Stored records
## BEGIN

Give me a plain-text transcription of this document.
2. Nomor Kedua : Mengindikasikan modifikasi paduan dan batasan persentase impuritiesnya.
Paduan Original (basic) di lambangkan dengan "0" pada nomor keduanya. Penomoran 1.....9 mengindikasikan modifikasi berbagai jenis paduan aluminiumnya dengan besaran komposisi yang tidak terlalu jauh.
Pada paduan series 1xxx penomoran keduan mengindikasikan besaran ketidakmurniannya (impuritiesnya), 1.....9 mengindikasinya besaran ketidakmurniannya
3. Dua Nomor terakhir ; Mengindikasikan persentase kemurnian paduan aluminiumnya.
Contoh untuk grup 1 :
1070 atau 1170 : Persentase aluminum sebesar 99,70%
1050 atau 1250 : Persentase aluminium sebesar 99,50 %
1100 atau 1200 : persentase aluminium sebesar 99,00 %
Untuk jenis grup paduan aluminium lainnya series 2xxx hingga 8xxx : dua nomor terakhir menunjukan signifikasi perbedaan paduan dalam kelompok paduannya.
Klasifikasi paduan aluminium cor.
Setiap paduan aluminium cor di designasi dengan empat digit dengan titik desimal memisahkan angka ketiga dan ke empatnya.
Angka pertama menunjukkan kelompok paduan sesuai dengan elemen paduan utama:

## END

(Task description) Check each line of the records for "grup" and copy the ones that contain it.

(Problem solution)
Contoh untuk grup 1 :
Untuk jenis grup paduan aluminium lainnya series 2xxx hingga 8xxx : dua nomor terakhir menunjukan signifikasi perbedaan paduan dalam kelompok paduannya.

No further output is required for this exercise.